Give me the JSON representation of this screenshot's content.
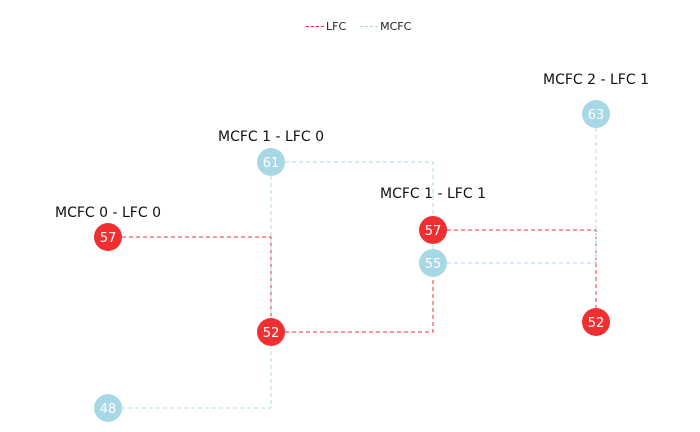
{
  "colors": {
    "lfc": "#f03030",
    "mcfc": "#a8d8e6"
  },
  "legend": {
    "lfc_label": "LFC",
    "mcfc_label": "MCFC"
  },
  "group_labels": [
    "MCFC 0 - LFC 0",
    "MCFC 1 - LFC 0",
    "MCFC 1 - LFC 1",
    "MCFC 2 - LFC 1"
  ],
  "nodes": [
    {
      "value": "57",
      "team": "lfc"
    },
    {
      "value": "61",
      "team": "mcfc"
    },
    {
      "value": "52",
      "team": "lfc"
    },
    {
      "value": "48",
      "team": "mcfc"
    },
    {
      "value": "57",
      "team": "lfc"
    },
    {
      "value": "55",
      "team": "mcfc"
    },
    {
      "value": "63",
      "team": "mcfc"
    },
    {
      "value": "52",
      "team": "lfc"
    }
  ]
}
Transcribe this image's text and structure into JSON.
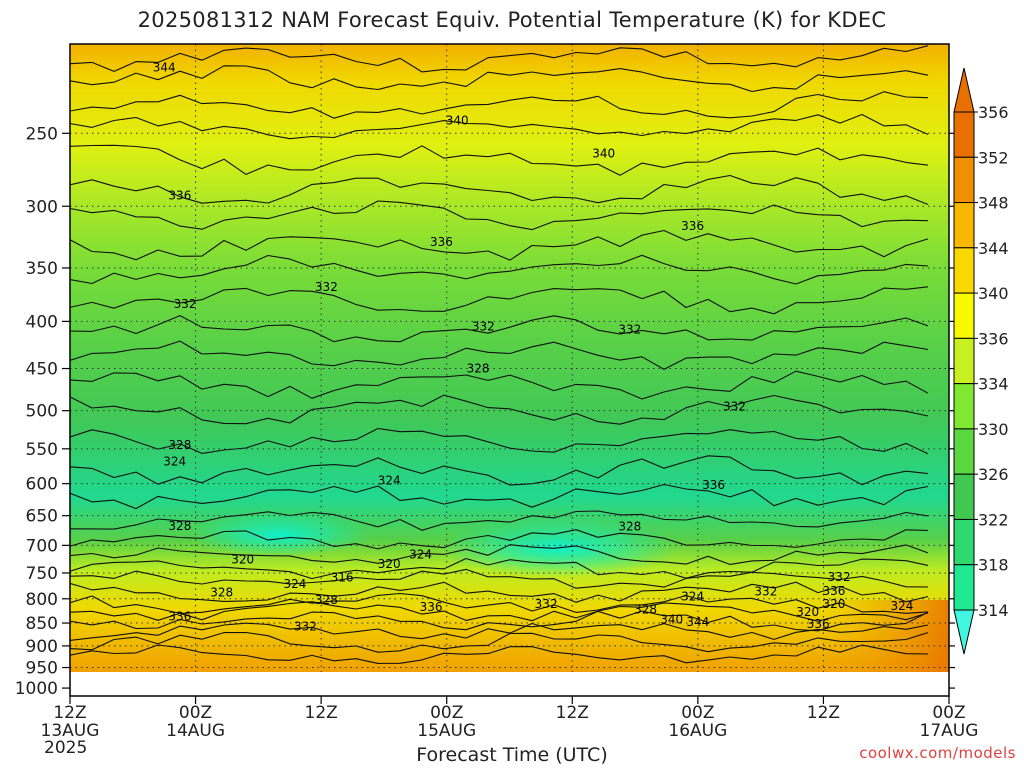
{
  "chart_data": {
    "type": "heatmap",
    "title": "2025081312 NAM Forecast Equiv. Potential Temperature (K) for KDEC",
    "xlabel": "Forecast Time (UTC)",
    "ylabel": "",
    "x_ticks": [
      {
        "hour": 0,
        "line1": "12Z",
        "line2": "13AUG"
      },
      {
        "hour": 12,
        "line1": "00Z",
        "line2": "14AUG"
      },
      {
        "hour": 24,
        "line1": "12Z",
        "line2": ""
      },
      {
        "hour": 36,
        "line1": "00Z",
        "line2": "15AUG"
      },
      {
        "hour": 48,
        "line1": "12Z",
        "line2": ""
      },
      {
        "hour": 60,
        "line1": "00Z",
        "line2": "16AUG"
      },
      {
        "hour": 72,
        "line1": "12Z",
        "line2": ""
      },
      {
        "hour": 84,
        "line1": "00Z",
        "line2": "17AUG"
      }
    ],
    "year_label": "2025",
    "x_range": [
      0,
      84
    ],
    "y_ticks": [
      250,
      300,
      350,
      400,
      450,
      500,
      550,
      600,
      650,
      700,
      750,
      800,
      850,
      900,
      950,
      1000
    ],
    "y_range": [
      1020,
      200
    ],
    "y_scale": "log",
    "grid": true,
    "colorbar": {
      "levels": [
        314,
        318,
        322,
        326,
        330,
        334,
        336,
        340,
        344,
        348,
        352,
        356
      ],
      "colors": [
        "#10f0c0",
        "#20e890",
        "#30d870",
        "#40c850",
        "#5ad840",
        "#80e830",
        "#c8f020",
        "#f8f800",
        "#f8d800",
        "#f8b800",
        "#f09000",
        "#e87000"
      ]
    },
    "contour_labels": [
      {
        "t": 9,
        "p": 212,
        "v": "344"
      },
      {
        "t": 37,
        "p": 242,
        "v": "340"
      },
      {
        "t": 51,
        "p": 263,
        "v": "340"
      },
      {
        "t": 10.5,
        "p": 292,
        "v": "336"
      },
      {
        "t": 35.5,
        "p": 328,
        "v": "336"
      },
      {
        "t": 59.5,
        "p": 315,
        "v": "336"
      },
      {
        "t": 11,
        "p": 383,
        "v": "332"
      },
      {
        "t": 24.5,
        "p": 367,
        "v": "332"
      },
      {
        "t": 39.5,
        "p": 405,
        "v": "332"
      },
      {
        "t": 53.5,
        "p": 408,
        "v": "332"
      },
      {
        "t": 39,
        "p": 450,
        "v": "328"
      },
      {
        "t": 63.5,
        "p": 495,
        "v": "332"
      },
      {
        "t": 10.5,
        "p": 545,
        "v": "328"
      },
      {
        "t": 10,
        "p": 568,
        "v": "324"
      },
      {
        "t": 30.5,
        "p": 595,
        "v": "324"
      },
      {
        "t": 61.5,
        "p": 602,
        "v": "336"
      },
      {
        "t": 10.5,
        "p": 667,
        "v": "328"
      },
      {
        "t": 53.5,
        "p": 668,
        "v": "328"
      },
      {
        "t": 16.5,
        "p": 725,
        "v": "320"
      },
      {
        "t": 30.5,
        "p": 733,
        "v": "320"
      },
      {
        "t": 33.5,
        "p": 716,
        "v": "324"
      },
      {
        "t": 26,
        "p": 759,
        "v": "316"
      },
      {
        "t": 21.5,
        "p": 771,
        "v": "324"
      },
      {
        "t": 14.5,
        "p": 788,
        "v": "328"
      },
      {
        "t": 24.5,
        "p": 802,
        "v": "328"
      },
      {
        "t": 34.5,
        "p": 817,
        "v": "336"
      },
      {
        "t": 45.5,
        "p": 811,
        "v": "332"
      },
      {
        "t": 10.5,
        "p": 836,
        "v": "336"
      },
      {
        "t": 22.5,
        "p": 857,
        "v": "332"
      },
      {
        "t": 55,
        "p": 822,
        "v": "328"
      },
      {
        "t": 57.5,
        "p": 843,
        "v": "340"
      },
      {
        "t": 60,
        "p": 848,
        "v": "344"
      },
      {
        "t": 59.5,
        "p": 795,
        "v": "324"
      },
      {
        "t": 66.5,
        "p": 786,
        "v": "332"
      },
      {
        "t": 73.5,
        "p": 758,
        "v": "332"
      },
      {
        "t": 73,
        "p": 785,
        "v": "336"
      },
      {
        "t": 70.5,
        "p": 827,
        "v": "320"
      },
      {
        "t": 73,
        "p": 811,
        "v": "320"
      },
      {
        "t": 71.5,
        "p": 852,
        "v": "336"
      },
      {
        "t": 79.5,
        "p": 815,
        "v": "324"
      }
    ]
  },
  "credit": "coolwx.com/models"
}
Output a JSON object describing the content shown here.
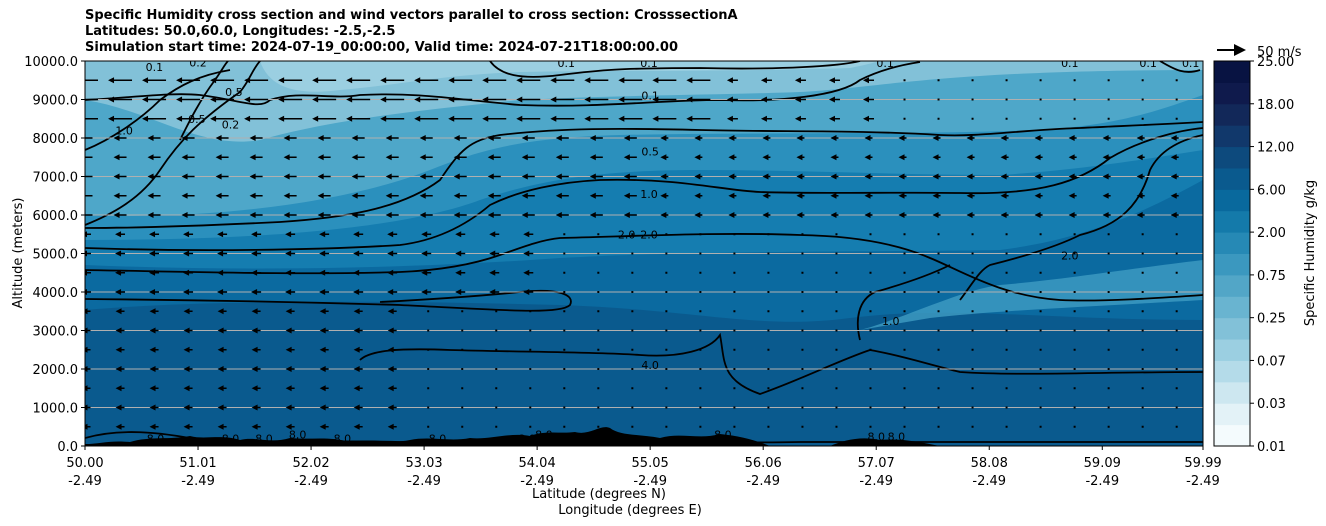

※ ※ ※

__Problem to work on__: Reproduce each record from above exactly; pictures do not belong in the copy.

__Exercise result__:
Give me the JSON representation of this screenshot's content.
{
  "colors": {
    "lfc": "#f03030",
    "mcfc": "#a8d8e6"
  },
  "legend": {
    "lfc_label": "LFC",
    "mcfc_label": "MCFC"
  },
  "group_labels": [
    "MCFC 0 - LFC 0",
    "MCFC 1 - LFC 0",
    "MCFC 1 - LFC 1",
    "MCFC 2 - LFC 1"
  ],
  "nodes": [
    {
      "value": "57",
      "team": "lfc"
    },
    {
      "value": "61",
      "team": "mcfc"
    },
    {
      "value": "52",
      "team": "lfc"
    },
    {
      "value": "48",
      "team": "mcfc"
    },
    {
      "value": "57",
      "team": "lfc"
    },
    {
      "value": "55",
      "team": "mcfc"
    },
    {
      "value": "63",
      "team": "mcfc"
    },
    {
      "value": "52",
      "team": "lfc"
    }
  ]
}
Transcribe this image's text and structure into JSON.
{
  "chart_data": {
    "type": "heatmap",
    "title": "2025081312 NAM Forecast Equiv. Potential Temperature (K) for KDEC",
    "xlabel": "Forecast Time (UTC)",
    "ylabel": "",
    "x_ticks": [
      {
        "hour": 0,
        "line1": "12Z",
        "line2": "13AUG"
      },
      {
        "hour": 12,
        "line1": "00Z",
        "line2": "14AUG"
      },
      {
        "hour": 24,
        "line1": "12Z",
        "line2": ""
      },
      {
        "hour": 36,
        "line1": "00Z",
        "line2": "15AUG"
      },
      {
        "hour": 48,
        "line1": "12Z",
        "line2": ""
      },
      {
        "hour": 60,
        "line1": "00Z",
        "line2": "16AUG"
      },
      {
        "hour": 72,
        "line1": "12Z",
        "line2": ""
      },
      {
        "hour": 84,
        "line1": "00Z",
        "line2": "17AUG"
      }
    ],
    "year_label": "2025",
    "x_range": [
      0,
      84
    ],
    "y_ticks": [
      250,
      300,
      350,
      400,
      450,
      500,
      550,
      600,
      650,
      700,
      750,
      800,
      850,
      900,
      950,
      1000
    ],
    "y_range": [
      1020,
      200
    ],
    "y_scale": "log",
    "grid": true,
    "colorbar": {
      "levels": [
        314,
        318,
        322,
        326,
        330,
        334,
        336,
        340,
        344,
        348,
        352,
        356
      ],
      "colors": [
        "#10f0c0",
        "#20e890",
        "#30d870",
        "#40c850",
        "#5ad840",
        "#80e830",
        "#c8f020",
        "#f8f800",
        "#f8d800",
        "#f8b800",
        "#f09000",
        "#e87000"
      ]
    },
    "contour_labels": [
      {
        "t": 9,
        "p": 212,
        "v": "344"
      },
      {
        "t": 37,
        "p": 242,
        "v": "340"
      },
      {
        "t": 51,
        "p": 263,
        "v": "340"
      },
      {
        "t": 10.5,
        "p": 292,
        "v": "336"
      },
      {
        "t": 35.5,
        "p": 328,
        "v": "336"
      },
      {
        "t": 59.5,
        "p": 315,
        "v": "336"
      },
      {
        "t": 11,
        "p": 383,
        "v": "332"
      },
      {
        "t": 24.5,
        "p": 367,
        "v": "332"
      },
      {
        "t": 39.5,
        "p": 405,
        "v": "332"
      },
      {
        "t": 53.5,
        "p": 408,
        "v": "332"
      },
      {
        "t": 39,
        "p": 450,
        "v": "328"
      },
      {
        "t": 63.5,
        "p": 495,
        "v": "332"
      },
      {
        "t": 10.5,
        "p": 545,
        "v": "328"
      },
      {
        "t": 10,
        "p": 568,
        "v": "324"
      },
      {
        "t": 30.5,
        "p": 595,
        "v": "324"
      },
      {
        "t": 61.5,
        "p": 602,
        "v": "336"
      },
      {
        "t": 10.5,
        "p": 667,
        "v": "328"
      },
      {
        "t": 53.5,
        "p": 668,
        "v": "328"
      },
      {
        "t": 16.5,
        "p": 725,
        "v": "320"
      },
      {
        "t": 30.5,
        "p": 733,
        "v": "320"
      },
      {
        "t": 33.5,
        "p": 716,
        "v": "324"
      },
      {
        "t": 26,
        "p": 759,
        "v": "316"
      },
      {
        "t": 21.5,
        "p": 771,
        "v": "324"
      },
      {
        "t": 14.5,
        "p": 788,
        "v": "328"
      },
      {
        "t": 24.5,
        "p": 802,
        "v": "328"
      },
      {
        "t": 34.5,
        "p": 817,
        "v": "336"
      },
      {
        "t": 45.5,
        "p": 811,
        "v": "332"
      },
      {
        "t": 10.5,
        "p": 836,
        "v": "336"
      },
      {
        "t": 22.5,
        "p": 857,
        "v": "332"
      },
      {
        "t": 55,
        "p": 822,
        "v": "328"
      },
      {
        "t": 57.5,
        "p": 843,
        "v": "340"
      },
      {
        "t": 60,
        "p": 848,
        "v": "344"
      },
      {
        "t": 59.5,
        "p": 795,
        "v": "324"
      },
      {
        "t": 66.5,
        "p": 786,
        "v": "332"
      },
      {
        "t": 73.5,
        "p": 758,
        "v": "332"
      },
      {
        "t": 73,
        "p": 785,
        "v": "336"
      },
      {
        "t": 70.5,
        "p": 827,
        "v": "320"
      },
      {
        "t": 73,
        "p": 811,
        "v": "320"
      },
      {
        "t": 71.5,
        "p": 852,
        "v": "336"
      },
      {
        "t": 79.5,
        "p": 815,
        "v": "324"
      }
    ]
  },
  "credit": "coolwx.com/models"
}
Output a JSON object describing the content shown here.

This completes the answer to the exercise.